Your objective: Your task is to write out the complete listing exactly as it is shown.
------------------------
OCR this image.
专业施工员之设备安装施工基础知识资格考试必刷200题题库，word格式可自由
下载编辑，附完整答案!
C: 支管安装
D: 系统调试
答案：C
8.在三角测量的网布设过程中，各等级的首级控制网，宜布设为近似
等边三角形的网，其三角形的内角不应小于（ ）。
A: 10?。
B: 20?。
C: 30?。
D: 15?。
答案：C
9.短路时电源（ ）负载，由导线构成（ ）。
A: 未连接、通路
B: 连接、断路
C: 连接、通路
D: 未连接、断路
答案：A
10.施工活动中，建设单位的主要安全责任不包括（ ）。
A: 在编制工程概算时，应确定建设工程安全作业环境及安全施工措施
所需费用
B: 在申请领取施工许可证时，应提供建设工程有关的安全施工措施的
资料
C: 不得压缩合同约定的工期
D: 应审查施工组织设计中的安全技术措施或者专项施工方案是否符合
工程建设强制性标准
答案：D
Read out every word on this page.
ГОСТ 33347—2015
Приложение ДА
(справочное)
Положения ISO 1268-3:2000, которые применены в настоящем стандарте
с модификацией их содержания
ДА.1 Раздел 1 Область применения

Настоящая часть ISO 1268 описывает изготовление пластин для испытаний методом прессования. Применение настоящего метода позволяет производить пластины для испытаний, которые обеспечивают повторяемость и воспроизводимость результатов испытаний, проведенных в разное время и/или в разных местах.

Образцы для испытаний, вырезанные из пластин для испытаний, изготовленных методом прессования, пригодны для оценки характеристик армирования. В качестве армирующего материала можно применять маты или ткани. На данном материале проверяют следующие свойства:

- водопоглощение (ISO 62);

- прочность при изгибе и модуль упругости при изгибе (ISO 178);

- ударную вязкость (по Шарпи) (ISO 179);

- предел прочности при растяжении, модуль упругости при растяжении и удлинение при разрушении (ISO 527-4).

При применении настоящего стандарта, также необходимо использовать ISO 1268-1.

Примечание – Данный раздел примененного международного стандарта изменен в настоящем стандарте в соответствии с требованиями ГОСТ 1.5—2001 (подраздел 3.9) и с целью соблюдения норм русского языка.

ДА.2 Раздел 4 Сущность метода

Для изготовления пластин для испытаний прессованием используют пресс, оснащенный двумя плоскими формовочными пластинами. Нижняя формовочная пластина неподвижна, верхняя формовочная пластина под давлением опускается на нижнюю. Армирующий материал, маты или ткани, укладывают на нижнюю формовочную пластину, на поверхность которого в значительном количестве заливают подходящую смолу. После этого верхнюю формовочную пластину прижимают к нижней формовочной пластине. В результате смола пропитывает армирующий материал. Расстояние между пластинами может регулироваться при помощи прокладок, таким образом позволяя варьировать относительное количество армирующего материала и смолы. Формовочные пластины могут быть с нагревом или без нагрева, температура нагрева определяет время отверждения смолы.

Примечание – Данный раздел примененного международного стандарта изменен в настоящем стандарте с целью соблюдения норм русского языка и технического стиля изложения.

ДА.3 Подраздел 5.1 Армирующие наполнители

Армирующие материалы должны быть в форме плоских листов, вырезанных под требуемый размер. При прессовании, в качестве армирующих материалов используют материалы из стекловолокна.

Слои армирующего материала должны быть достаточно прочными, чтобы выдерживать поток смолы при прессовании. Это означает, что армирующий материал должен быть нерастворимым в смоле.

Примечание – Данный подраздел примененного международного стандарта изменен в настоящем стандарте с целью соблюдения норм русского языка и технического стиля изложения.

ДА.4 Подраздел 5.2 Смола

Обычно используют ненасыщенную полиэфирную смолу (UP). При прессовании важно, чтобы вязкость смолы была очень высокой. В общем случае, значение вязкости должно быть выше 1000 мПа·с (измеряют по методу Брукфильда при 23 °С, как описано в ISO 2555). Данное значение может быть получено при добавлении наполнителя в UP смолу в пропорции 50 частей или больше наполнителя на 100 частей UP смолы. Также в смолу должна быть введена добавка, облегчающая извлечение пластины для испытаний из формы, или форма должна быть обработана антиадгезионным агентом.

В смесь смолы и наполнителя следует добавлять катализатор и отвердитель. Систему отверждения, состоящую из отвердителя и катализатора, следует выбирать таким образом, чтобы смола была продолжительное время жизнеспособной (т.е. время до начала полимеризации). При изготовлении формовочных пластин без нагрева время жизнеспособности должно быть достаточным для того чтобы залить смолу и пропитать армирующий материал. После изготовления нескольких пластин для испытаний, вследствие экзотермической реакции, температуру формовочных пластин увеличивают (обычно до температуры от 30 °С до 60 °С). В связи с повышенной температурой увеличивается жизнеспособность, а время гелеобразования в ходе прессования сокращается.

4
------------------------
Output below:
OCR this image.
专业施工员之设备安装施工基础知识资格考试必刷200题题库，word格式可自由
下载编辑，附完整答案!
C: 支管安装
D: 系统调试
答案：C
8.在三角测量的网布设过程中，各等级的首级控制网，宜布设为近似
等边三角形的网，其三角形的内角不应小于（ ）。
A: 10?。
B: 20?。
C: 30?。
D: 15?。
答案：C
9.短路时电源（ ）负载，由导线构成（ ）。
A: 未连接、通路
B: 连接、断路
C: 连接、通路
D: 未连接、断路
答案：A
10.施工活动中，建设单位的主要安全责任不包括（ ）。
A: 在编制工程概算时，应确定建设工程安全作业环境及安全施工措施
所需费用
B: 在申请领取施工许可证时，应提供建设工程有关的安全施工措施的
资料
C: 不得压缩合同约定的工期
D: 应审查施工组织设计中的安全技术措施或者专项施工方案是否符合
工程建设强制性标准
答案：D
Read out every word on this page.
ГОСТ 33347—2015
Приложение ДА
(справочное)
Положения ISO 1268-3:2000, которые применены в настоящем стандарте
с модификацией их содержания
ДА.1 Раздел 1 Область применения

Настоящая часть ISO 1268 описывает изготовление пластин для испытаний методом прессования. Применение настоящего метода позволяет производить пластины для испытаний, которые обеспечивают повторяемость и воспроизводимость результатов испытаний, проведенных в разное время и/или в разных местах.

Образцы для испытаний, вырезанные из пластин для испытаний, изготовленных методом прессования, пригодны для оценки характеристик армирования. В качестве армирующего материала можно применять маты или ткани. На данном материале проверяют следующие свойства:

- водопоглощение (ISO 62);

- прочность при изгибе и модуль упругости при изгибе (ISO 178);

- ударную вязкость (по Шарпи) (ISO 179);

- предел прочности при растяжении, модуль упругости при растяжении и удлинение при разрушении (ISO 527-4).

При применении настоящего стандарта, также необходимо использовать ISO 1268-1.

Примечание – Данный раздел примененного международного стандарта изменен в настоящем стандарте в соответствии с требованиями ГОСТ 1.5—2001 (подраздел 3.9) и с целью соблюдения норм русского языка.

ДА.2 Раздел 4 Сущность метода

Для изготовления пластин для испытаний прессованием используют пресс, оснащенный двумя плоскими формовочными пластинами. Нижняя формовочная пластина неподвижна, верхняя формовочная пластина под давлением опускается на нижнюю. Армирующий материал, маты или ткани, укладывают на нижнюю формовочную пластину, на поверхность которого в значительном количестве заливают подходящую смолу. После этого верхнюю формовочную пластину прижимают к нижней формовочной пластине. В результате смола пропитывает армирующий материал. Расстояние между пластинами может регулироваться при помощи прокладок, таким образом позволяя варьировать относительное количество армирующего материала и смолы. Формовочные пластины могут быть с нагревом или без нагрева, температура нагрева определяет время отверждения смолы.

Примечание – Данный раздел примененного международного стандарта изменен в настоящем стандарте с целью соблюдения норм русского языка и технического стиля изложения.

ДА.3 Подраздел 5.1 Армирующие наполнители

Армирующие материалы должны быть в форме плоских листов, вырезанных под требуемый размер. При прессовании, в качестве армирующих материалов используют материалы из стекловолокна.

Слои армирующего материала должны быть достаточно прочными, чтобы выдерживать поток смолы при прессовании. Это означает, что армирующий материал должен быть нерастворимым в смоле.

Примечание – Данный подраздел примененного международного стандарта изменен в настоящем стандарте с целью соблюдения норм русского языка и технического стиля изложения.

ДА.4 Подраздел 5.2 Смола

Обычно используют ненасыщенную полиэфирную смолу (UP). При прессовании важно, чтобы вязкость смолы была очень высокой. В общем случае, значение вязкости должно быть выше 1000 мПа·с (измеряют по методу Брукфильда при 23 °С, как описано в ISO 2555). Данное значение может быть получено при добавлении наполнителя в UP смолу в пропорции 50 частей или больше наполнителя на 100 частей UP смолы. Также в смолу должна быть введена добавка, облегчающая извлечение пластины для испытаний из формы, или форма должна быть обработана антиадгезионным агентом.

В смесь смолы и наполнителя следует добавлять катализатор и отвердитель. Систему отверждения, состоящую из отвердителя и катализатора, следует выбирать таким образом, чтобы смола была продолжительное время жизнеспособной (т.е. время до начала полимеризации). При изготовлении формовочных пластин без нагрева время жизнеспособности должно быть достаточным для того чтобы залить смолу и пропитать армирующий материал. После изготовления нескольких пластин для испытаний, вследствие экзотермической реакции, температуру формовочных пластин увеличивают (обычно до температуры от 30 °С до 60 °С). В связи с повышенной температурой увеличивается жизнеспособность, а время гелеобразования в ходе прессования сокращается.

4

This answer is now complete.